▸ JOB:
From the entries below, report how many lines contain the string "marks". Give only that number.

▸ ENTRIES PROVIDED:
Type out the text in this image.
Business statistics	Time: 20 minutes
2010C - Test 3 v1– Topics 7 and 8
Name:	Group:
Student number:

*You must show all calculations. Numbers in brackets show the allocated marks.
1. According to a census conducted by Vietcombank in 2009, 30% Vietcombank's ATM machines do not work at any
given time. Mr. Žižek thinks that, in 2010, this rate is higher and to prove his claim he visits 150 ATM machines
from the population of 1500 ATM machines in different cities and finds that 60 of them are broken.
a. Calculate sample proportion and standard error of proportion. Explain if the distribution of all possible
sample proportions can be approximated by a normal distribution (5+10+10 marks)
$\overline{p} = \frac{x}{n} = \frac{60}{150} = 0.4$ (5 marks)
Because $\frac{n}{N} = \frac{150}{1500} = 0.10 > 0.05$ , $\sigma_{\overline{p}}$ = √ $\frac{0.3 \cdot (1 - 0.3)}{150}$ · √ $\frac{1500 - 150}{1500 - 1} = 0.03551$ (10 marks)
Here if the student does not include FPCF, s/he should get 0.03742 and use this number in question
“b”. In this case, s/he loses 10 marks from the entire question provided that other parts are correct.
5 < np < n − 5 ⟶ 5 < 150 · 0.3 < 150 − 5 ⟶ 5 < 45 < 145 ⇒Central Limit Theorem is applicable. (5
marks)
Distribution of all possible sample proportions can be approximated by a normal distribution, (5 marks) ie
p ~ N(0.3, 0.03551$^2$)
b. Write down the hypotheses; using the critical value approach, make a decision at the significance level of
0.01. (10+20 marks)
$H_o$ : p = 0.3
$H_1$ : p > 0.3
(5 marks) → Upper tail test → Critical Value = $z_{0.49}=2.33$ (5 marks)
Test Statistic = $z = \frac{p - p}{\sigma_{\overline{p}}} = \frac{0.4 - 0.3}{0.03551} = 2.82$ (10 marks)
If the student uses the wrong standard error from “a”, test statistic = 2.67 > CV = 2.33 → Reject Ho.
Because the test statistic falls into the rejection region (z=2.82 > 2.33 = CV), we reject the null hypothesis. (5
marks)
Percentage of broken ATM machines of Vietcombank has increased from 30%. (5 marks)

==

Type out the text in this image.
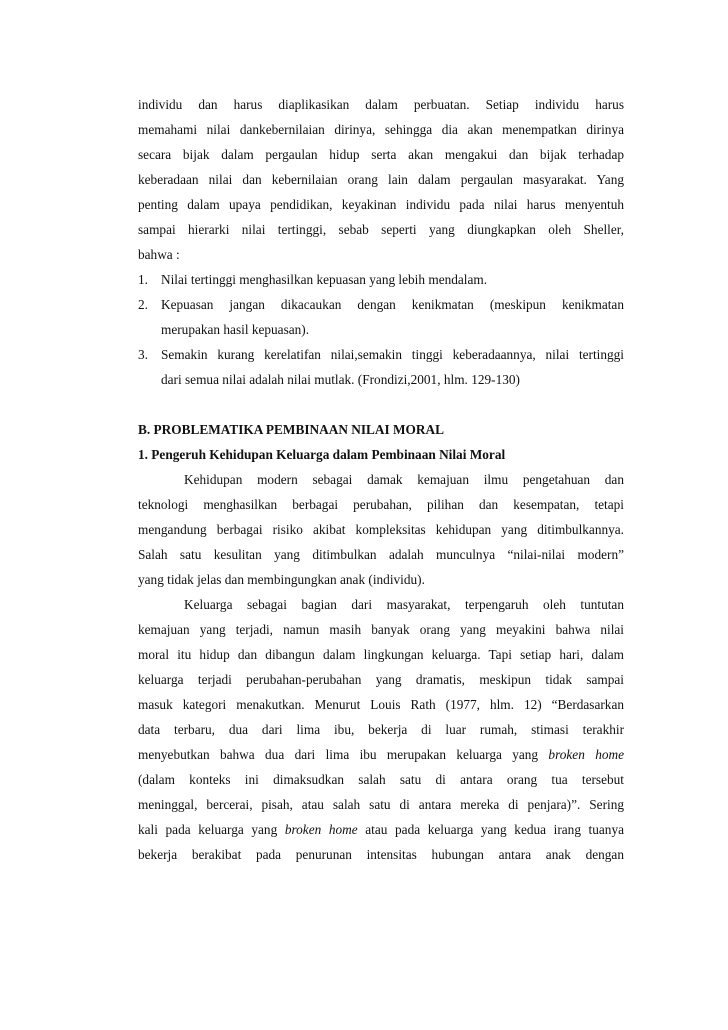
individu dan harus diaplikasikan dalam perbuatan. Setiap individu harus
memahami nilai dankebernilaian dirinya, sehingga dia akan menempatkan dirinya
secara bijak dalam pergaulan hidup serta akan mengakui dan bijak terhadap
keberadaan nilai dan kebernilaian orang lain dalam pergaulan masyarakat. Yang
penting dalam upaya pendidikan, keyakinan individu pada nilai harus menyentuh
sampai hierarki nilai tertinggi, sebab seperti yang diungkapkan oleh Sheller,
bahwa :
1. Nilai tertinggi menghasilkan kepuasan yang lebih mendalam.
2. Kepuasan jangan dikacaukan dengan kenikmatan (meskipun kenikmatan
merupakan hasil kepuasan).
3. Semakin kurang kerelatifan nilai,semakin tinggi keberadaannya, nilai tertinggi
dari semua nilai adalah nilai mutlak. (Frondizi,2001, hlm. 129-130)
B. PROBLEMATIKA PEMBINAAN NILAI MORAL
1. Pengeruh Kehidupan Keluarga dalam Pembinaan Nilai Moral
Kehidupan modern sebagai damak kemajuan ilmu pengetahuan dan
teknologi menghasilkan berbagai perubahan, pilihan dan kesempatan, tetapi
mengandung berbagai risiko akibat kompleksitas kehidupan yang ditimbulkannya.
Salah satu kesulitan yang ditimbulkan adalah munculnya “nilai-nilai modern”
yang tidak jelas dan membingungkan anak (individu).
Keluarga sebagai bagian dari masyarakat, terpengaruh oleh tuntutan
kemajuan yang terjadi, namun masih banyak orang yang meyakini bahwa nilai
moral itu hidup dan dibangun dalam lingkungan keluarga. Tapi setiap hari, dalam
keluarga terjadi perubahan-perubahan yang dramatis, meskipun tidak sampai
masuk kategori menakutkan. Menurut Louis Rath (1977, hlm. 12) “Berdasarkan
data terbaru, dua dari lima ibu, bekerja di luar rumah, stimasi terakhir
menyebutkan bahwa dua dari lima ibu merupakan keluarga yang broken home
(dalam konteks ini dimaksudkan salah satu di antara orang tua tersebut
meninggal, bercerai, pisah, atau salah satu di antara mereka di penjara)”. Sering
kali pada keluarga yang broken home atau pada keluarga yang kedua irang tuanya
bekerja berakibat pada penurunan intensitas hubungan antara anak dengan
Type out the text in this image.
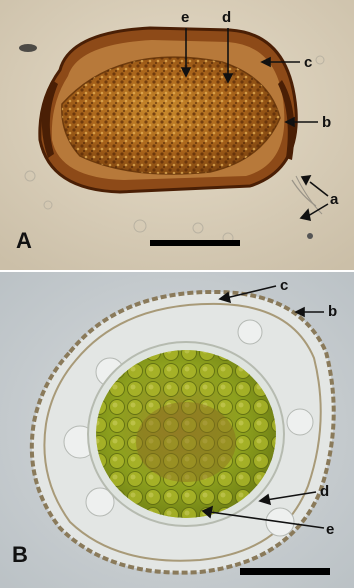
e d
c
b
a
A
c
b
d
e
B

▸ FULL RESPONSE:
12